_STATED TASK_:
Would you set down every entry shown below, precisely as written?

Collection entries
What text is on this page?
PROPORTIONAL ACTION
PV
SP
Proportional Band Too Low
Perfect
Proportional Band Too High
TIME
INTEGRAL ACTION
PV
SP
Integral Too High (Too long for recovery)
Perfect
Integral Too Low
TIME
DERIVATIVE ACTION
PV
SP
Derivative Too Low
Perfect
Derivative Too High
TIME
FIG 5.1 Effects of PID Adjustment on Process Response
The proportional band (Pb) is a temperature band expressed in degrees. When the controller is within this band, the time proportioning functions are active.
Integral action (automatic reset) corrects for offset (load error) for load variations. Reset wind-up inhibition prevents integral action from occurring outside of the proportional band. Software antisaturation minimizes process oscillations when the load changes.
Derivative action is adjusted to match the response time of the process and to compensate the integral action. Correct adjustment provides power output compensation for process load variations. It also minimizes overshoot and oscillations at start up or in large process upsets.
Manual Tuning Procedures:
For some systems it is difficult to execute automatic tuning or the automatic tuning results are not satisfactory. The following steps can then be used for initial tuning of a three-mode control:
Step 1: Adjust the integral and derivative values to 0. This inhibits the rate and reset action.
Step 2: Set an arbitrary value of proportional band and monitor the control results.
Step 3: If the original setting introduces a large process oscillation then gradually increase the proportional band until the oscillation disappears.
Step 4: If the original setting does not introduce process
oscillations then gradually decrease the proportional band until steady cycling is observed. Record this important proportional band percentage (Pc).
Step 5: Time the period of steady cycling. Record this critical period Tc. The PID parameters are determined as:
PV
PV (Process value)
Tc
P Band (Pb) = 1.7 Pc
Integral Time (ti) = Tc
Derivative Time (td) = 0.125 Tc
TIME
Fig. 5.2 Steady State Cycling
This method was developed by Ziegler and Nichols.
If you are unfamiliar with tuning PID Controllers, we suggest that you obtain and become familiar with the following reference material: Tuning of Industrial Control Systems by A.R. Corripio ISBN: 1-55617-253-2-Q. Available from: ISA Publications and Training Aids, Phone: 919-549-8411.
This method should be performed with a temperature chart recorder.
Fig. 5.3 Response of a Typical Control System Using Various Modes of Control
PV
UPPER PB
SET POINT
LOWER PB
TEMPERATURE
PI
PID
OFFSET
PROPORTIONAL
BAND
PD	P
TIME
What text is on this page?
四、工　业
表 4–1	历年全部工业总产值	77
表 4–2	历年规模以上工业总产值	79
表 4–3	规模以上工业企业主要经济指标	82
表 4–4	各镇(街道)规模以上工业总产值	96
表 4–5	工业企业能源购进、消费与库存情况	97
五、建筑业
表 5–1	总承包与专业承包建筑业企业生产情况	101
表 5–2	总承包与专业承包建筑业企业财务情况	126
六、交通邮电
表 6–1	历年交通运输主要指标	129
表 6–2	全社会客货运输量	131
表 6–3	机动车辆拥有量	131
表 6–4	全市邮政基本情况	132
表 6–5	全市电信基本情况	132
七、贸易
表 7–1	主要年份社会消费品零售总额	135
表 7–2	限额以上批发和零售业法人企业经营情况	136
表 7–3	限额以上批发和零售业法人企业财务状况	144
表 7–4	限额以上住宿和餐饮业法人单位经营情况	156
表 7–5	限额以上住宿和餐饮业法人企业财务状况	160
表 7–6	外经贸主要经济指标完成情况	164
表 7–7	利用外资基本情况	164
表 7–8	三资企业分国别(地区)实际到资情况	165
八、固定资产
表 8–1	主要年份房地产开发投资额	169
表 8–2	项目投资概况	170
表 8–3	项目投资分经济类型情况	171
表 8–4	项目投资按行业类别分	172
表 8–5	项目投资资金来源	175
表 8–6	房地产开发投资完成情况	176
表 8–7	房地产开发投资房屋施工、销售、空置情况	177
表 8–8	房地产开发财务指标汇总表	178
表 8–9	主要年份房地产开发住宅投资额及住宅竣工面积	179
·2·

_TASK SOLUTION_:
What text is on this page?
PROPORTIONAL ACTION
PV
SP
Proportional Band Too Low
Perfect
Proportional Band Too High
TIME
INTEGRAL ACTION
PV
SP
Integral Too High (Too long for recovery)
Perfect
Integral Too Low
TIME
DERIVATIVE ACTION
PV
SP
Derivative Too Low
Perfect
Derivative Too High
TIME
FIG 5.1 Effects of PID Adjustment on Process Response
The proportional band (Pb) is a temperature band expressed in degrees. When the controller is within this band, the time proportioning functions are active.
Integral action (automatic reset) corrects for offset (load error) for load variations. Reset wind-up inhibition prevents integral action from occurring outside of the proportional band. Software antisaturation minimizes process oscillations when the load changes.
Derivative action is adjusted to match the response time of the process and to compensate the integral action. Correct adjustment provides power output compensation for process load variations. It also minimizes overshoot and oscillations at start up or in large process upsets.
Manual Tuning Procedures:
For some systems it is difficult to execute automatic tuning or the automatic tuning results are not satisfactory. The following steps can then be used for initial tuning of a three-mode control:
Step 1: Adjust the integral and derivative values to 0. This inhibits the rate and reset action.
Step 2: Set an arbitrary value of proportional band and monitor the control results.
Step 3: If the original setting introduces a large process oscillation then gradually increase the proportional band until the oscillation disappears.
Step 4: If the original setting does not introduce process
oscillations then gradually decrease the proportional band until steady cycling is observed. Record this important proportional band percentage (Pc).
Step 5: Time the period of steady cycling. Record this critical period Tc. The PID parameters are determined as:
PV
PV (Process value)
Tc
P Band (Pb) = 1.7 Pc
Integral Time (ti) = Tc
Derivative Time (td) = 0.125 Tc
TIME
Fig. 5.2 Steady State Cycling
This method was developed by Ziegler and Nichols.
If you are unfamiliar with tuning PID Controllers, we suggest that you obtain and become familiar with the following reference material: Tuning of Industrial Control Systems by A.R. Corripio ISBN: 1-55617-253-2-Q. Available from: ISA Publications and Training Aids, Phone: 919-549-8411.
This method should be performed with a temperature chart recorder.
Fig. 5.3 Response of a Typical Control System Using Various Modes of Control
PV
UPPER PB
SET POINT
LOWER PB
TEMPERATURE
PI
PID
OFFSET
PROPORTIONAL
BAND
PD	P
TIME
What text is on this page?
四、工　业
表 4–1	历年全部工业总产值	77
表 4–2	历年规模以上工业总产值	79
表 4–3	规模以上工业企业主要经济指标	82
表 4–4	各镇(街道)规模以上工业总产值	96
表 4–5	工业企业能源购进、消费与库存情况	97
五、建筑业
表 5–1	总承包与专业承包建筑业企业生产情况	101
表 5–2	总承包与专业承包建筑业企业财务情况	126
六、交通邮电
表 6–1	历年交通运输主要指标	129
表 6–2	全社会客货运输量	131
表 6–3	机动车辆拥有量	131
表 6–4	全市邮政基本情况	132
表 6–5	全市电信基本情况	132
七、贸易
表 7–1	主要年份社会消费品零售总额	135
表 7–2	限额以上批发和零售业法人企业经营情况	136
表 7–3	限额以上批发和零售业法人企业财务状况	144
表 7–4	限额以上住宿和餐饮业法人单位经营情况	156
表 7–5	限额以上住宿和餐饮业法人企业财务状况	160
表 7–6	外经贸主要经济指标完成情况	164
表 7–7	利用外资基本情况	164
表 7–8	三资企业分国别(地区)实际到资情况	165
八、固定资产
表 8–1	主要年份房地产开发投资额	169
表 8–2	项目投资概况	170
表 8–3	项目投资分经济类型情况	171
表 8–4	项目投资按行业类别分	172
表 8–5	项目投资资金来源	175
表 8–6	房地产开发投资完成情况	176
表 8–7	房地产开发投资房屋施工、销售、空置情况	177
表 8–8	房地产开发财务指标汇总表	178
表 8–9	主要年份房地产开发住宅投资额及住宅竣工面积	179
·2·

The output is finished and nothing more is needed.